### Exercise details
Pull out every line containing the string "المتوسط".

------------------------------

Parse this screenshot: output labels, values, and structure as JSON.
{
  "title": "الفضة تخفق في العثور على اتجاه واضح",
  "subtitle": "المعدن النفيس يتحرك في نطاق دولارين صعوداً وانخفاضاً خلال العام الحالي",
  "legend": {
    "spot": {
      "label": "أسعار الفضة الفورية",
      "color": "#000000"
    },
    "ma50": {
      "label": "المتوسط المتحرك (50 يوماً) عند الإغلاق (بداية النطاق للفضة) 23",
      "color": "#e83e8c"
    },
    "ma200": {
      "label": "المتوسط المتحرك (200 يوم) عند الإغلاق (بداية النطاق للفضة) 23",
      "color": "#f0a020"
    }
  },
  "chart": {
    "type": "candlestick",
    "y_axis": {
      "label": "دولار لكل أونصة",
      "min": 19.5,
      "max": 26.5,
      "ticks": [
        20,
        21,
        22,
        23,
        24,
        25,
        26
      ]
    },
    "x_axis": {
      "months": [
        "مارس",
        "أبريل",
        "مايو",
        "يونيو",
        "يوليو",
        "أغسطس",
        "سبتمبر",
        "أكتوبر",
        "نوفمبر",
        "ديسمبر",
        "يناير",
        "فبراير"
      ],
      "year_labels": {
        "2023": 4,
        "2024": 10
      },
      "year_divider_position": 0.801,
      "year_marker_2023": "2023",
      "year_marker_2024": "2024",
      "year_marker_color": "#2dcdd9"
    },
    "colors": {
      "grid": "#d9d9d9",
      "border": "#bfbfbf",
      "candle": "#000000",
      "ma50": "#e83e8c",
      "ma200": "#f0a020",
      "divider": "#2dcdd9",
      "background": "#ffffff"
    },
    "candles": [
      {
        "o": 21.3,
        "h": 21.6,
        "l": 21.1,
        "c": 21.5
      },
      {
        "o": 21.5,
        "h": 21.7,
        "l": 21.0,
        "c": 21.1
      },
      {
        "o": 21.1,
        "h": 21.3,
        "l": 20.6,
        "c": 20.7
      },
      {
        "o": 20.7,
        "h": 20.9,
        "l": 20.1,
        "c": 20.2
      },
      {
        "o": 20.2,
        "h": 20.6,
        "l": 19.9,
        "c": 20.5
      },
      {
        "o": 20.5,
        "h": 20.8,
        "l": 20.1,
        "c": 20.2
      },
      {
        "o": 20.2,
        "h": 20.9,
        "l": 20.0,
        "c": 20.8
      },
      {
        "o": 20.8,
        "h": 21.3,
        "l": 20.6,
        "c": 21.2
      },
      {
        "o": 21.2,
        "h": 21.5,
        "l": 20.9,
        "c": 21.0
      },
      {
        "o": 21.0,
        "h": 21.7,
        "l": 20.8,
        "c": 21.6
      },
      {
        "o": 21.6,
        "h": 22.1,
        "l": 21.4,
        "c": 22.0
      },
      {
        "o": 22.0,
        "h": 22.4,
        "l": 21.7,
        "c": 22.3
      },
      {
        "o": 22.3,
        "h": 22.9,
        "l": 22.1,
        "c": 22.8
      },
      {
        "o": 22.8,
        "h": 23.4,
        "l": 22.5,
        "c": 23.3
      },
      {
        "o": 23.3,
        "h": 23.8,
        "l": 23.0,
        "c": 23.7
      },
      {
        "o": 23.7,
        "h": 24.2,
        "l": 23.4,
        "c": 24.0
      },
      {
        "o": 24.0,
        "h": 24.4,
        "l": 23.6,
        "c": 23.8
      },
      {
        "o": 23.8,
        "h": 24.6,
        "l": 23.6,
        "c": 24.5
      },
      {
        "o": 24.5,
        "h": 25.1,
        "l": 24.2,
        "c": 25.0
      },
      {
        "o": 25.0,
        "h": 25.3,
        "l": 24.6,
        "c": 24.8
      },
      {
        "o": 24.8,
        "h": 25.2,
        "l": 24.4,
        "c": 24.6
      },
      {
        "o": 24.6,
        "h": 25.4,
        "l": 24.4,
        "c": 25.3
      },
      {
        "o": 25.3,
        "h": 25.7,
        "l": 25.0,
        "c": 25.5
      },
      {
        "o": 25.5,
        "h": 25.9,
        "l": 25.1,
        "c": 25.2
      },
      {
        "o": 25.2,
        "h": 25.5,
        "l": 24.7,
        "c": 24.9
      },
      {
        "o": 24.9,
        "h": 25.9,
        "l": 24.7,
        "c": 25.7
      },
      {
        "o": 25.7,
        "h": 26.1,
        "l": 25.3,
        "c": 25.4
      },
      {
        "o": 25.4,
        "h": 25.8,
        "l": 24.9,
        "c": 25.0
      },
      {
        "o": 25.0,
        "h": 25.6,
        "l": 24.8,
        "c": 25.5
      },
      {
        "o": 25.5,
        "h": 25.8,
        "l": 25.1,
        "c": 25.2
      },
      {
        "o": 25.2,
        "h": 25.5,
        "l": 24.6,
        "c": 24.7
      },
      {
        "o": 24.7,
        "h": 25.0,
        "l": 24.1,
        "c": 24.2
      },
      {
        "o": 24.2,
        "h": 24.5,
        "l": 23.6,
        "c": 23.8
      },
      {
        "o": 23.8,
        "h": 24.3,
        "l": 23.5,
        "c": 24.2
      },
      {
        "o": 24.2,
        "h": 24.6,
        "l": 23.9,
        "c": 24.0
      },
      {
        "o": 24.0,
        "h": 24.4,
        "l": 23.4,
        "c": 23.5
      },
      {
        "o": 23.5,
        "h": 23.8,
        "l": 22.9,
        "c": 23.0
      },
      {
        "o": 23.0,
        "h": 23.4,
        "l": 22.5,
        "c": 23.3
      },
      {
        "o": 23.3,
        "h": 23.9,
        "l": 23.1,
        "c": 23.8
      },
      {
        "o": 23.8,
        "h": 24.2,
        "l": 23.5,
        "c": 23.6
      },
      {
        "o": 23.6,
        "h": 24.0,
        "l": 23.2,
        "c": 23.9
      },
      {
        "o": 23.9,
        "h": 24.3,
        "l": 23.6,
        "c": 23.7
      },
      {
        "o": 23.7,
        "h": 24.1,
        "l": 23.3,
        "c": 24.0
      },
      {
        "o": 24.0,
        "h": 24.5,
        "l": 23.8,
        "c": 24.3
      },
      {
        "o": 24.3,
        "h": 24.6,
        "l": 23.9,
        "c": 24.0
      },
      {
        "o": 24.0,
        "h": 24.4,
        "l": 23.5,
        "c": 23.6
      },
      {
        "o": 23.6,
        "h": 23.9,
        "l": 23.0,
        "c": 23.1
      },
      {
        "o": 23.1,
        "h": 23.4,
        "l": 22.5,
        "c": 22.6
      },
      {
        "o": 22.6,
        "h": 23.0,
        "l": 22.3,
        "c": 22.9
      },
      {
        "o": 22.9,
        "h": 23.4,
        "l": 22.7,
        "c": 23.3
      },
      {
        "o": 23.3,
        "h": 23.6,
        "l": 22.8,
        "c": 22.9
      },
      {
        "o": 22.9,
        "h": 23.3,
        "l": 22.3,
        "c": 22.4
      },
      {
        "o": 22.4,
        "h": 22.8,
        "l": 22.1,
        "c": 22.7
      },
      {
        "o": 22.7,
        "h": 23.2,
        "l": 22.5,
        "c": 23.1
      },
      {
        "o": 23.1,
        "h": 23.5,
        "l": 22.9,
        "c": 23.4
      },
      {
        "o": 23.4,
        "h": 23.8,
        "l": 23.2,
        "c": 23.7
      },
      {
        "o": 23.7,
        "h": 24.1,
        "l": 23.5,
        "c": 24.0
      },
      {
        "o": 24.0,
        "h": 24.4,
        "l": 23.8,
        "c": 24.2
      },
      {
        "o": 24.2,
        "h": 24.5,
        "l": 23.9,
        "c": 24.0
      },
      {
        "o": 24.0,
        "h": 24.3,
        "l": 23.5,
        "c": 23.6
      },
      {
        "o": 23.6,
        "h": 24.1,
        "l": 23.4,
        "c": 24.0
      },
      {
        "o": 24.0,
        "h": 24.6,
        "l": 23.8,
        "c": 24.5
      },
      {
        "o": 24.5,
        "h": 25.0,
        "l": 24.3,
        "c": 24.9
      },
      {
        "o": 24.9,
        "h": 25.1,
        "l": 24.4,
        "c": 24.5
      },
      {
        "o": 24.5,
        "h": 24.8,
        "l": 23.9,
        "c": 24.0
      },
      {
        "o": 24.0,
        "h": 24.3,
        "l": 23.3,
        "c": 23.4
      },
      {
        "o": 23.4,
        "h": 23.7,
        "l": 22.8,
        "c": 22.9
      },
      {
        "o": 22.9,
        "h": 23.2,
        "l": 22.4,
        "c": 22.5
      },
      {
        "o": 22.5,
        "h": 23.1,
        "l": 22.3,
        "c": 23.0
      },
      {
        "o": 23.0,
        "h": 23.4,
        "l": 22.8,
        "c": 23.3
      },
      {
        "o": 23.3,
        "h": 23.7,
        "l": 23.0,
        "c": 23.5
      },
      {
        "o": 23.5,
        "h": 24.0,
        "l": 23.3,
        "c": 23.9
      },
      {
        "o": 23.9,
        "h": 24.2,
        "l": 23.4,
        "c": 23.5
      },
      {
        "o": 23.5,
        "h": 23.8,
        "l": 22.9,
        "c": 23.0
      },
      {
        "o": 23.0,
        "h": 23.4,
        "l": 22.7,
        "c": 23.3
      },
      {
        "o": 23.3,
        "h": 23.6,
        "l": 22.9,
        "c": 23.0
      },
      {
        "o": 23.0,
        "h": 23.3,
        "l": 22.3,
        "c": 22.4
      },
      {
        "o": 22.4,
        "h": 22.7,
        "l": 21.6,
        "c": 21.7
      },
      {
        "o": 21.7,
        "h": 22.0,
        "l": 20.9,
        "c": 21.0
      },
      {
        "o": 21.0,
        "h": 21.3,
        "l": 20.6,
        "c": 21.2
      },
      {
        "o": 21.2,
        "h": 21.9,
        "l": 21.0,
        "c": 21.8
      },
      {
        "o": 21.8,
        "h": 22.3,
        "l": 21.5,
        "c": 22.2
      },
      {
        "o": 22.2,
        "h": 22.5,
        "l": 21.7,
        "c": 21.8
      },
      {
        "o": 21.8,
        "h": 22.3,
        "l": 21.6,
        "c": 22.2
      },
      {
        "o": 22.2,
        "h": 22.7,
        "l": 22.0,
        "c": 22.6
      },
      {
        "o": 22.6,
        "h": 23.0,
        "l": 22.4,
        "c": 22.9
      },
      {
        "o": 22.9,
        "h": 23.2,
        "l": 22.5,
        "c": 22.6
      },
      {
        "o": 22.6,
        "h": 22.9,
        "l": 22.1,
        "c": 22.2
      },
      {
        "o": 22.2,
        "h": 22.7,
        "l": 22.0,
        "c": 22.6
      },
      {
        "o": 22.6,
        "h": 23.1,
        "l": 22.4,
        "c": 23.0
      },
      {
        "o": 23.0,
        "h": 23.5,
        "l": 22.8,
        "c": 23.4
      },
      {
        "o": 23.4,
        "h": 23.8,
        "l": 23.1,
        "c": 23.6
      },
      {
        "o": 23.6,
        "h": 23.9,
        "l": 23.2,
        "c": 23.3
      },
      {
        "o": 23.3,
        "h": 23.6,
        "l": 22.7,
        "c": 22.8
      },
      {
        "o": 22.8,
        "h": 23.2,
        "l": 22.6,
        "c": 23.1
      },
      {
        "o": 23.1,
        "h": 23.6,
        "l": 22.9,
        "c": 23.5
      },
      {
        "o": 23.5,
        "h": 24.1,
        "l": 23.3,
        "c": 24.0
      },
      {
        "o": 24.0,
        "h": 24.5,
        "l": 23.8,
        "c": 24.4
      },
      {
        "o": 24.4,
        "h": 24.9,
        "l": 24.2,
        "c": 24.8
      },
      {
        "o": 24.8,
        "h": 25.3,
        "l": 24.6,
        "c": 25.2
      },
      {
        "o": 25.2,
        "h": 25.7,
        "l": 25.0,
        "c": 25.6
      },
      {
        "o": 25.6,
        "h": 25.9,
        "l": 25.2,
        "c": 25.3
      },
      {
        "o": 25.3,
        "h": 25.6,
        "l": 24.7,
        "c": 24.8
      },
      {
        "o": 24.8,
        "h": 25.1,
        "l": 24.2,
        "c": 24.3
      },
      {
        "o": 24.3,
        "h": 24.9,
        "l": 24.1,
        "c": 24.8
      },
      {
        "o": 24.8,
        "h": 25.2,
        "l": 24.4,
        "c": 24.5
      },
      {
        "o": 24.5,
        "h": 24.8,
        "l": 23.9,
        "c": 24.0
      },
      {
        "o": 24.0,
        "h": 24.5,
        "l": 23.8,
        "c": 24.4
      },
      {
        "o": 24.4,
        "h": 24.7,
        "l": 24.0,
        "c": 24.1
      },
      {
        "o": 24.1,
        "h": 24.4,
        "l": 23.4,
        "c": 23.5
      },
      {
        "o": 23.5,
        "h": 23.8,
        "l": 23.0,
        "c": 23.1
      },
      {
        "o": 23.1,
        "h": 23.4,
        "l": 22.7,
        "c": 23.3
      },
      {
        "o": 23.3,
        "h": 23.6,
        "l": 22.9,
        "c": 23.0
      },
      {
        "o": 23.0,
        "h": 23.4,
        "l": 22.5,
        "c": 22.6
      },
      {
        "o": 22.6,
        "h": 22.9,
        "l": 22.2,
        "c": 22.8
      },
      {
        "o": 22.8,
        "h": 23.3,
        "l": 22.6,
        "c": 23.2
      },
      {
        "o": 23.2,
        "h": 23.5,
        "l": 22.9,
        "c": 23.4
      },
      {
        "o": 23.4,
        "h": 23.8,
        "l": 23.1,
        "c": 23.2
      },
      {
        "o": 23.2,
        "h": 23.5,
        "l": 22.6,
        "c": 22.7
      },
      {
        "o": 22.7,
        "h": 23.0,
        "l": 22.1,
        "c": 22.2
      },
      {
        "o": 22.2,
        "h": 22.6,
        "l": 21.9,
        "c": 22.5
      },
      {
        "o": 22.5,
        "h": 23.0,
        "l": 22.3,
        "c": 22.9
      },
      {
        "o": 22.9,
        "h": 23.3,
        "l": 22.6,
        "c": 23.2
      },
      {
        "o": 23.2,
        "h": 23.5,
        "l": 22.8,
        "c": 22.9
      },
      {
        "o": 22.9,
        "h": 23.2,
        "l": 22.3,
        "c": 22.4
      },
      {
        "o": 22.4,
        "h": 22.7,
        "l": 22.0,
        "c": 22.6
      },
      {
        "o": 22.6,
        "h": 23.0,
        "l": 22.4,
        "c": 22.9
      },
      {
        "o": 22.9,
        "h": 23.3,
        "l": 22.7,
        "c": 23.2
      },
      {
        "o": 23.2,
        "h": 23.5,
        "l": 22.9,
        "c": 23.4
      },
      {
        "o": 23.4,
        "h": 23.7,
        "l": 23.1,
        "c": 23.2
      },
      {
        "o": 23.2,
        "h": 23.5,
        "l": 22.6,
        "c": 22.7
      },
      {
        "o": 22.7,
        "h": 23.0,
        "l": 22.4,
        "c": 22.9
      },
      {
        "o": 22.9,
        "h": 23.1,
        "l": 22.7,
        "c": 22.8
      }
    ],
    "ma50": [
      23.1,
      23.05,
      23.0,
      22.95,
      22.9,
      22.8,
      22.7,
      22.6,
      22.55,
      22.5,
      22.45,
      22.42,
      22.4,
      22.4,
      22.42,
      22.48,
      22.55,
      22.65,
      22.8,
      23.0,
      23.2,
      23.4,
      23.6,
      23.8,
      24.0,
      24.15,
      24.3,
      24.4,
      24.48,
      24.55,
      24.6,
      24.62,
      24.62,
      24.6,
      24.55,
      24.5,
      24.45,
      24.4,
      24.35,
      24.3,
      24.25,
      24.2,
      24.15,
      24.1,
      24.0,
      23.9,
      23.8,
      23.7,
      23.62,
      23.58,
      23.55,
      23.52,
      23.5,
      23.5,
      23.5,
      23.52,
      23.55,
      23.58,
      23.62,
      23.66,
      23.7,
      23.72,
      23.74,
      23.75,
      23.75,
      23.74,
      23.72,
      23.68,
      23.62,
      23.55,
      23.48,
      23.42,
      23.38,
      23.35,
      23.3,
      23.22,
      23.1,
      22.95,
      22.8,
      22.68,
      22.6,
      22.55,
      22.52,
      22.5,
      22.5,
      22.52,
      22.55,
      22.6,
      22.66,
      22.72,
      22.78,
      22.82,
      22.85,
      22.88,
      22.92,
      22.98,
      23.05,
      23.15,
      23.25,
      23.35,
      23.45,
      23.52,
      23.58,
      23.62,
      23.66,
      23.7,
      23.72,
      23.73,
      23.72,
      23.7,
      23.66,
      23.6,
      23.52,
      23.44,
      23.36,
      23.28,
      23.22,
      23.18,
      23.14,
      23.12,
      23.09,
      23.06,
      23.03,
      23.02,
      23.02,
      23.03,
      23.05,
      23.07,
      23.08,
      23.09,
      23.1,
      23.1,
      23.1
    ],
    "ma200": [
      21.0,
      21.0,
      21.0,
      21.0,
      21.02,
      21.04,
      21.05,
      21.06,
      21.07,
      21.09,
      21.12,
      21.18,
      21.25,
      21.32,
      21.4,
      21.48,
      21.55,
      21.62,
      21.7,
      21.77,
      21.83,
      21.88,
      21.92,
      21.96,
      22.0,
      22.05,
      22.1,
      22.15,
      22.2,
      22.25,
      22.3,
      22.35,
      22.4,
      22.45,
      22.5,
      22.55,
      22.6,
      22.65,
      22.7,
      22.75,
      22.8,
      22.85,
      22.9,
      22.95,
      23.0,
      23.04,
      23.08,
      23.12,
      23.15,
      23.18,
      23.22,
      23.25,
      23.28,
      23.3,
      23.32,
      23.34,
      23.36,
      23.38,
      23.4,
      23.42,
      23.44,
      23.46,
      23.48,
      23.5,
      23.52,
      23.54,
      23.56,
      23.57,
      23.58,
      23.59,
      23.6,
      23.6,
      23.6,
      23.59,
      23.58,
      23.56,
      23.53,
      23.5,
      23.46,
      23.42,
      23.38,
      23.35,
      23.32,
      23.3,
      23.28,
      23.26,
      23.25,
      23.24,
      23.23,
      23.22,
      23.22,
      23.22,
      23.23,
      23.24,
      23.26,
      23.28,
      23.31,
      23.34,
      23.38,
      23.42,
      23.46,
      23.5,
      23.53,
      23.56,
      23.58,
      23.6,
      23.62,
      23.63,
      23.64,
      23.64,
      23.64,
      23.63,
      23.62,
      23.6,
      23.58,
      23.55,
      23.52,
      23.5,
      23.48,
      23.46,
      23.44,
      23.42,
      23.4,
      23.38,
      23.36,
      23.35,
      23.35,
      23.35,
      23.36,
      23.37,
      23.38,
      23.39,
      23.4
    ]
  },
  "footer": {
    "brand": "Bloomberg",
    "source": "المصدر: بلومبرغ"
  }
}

------------------------------

### Complete response
      "label": "المتوسط المتحرك (50 يوماً) عند الإغلاق (بداية النطاق للفضة) 23",
      "label": "المتوسط المتحرك (200 يوم) عند الإغلاق (بداية النطاق للفضة) 23",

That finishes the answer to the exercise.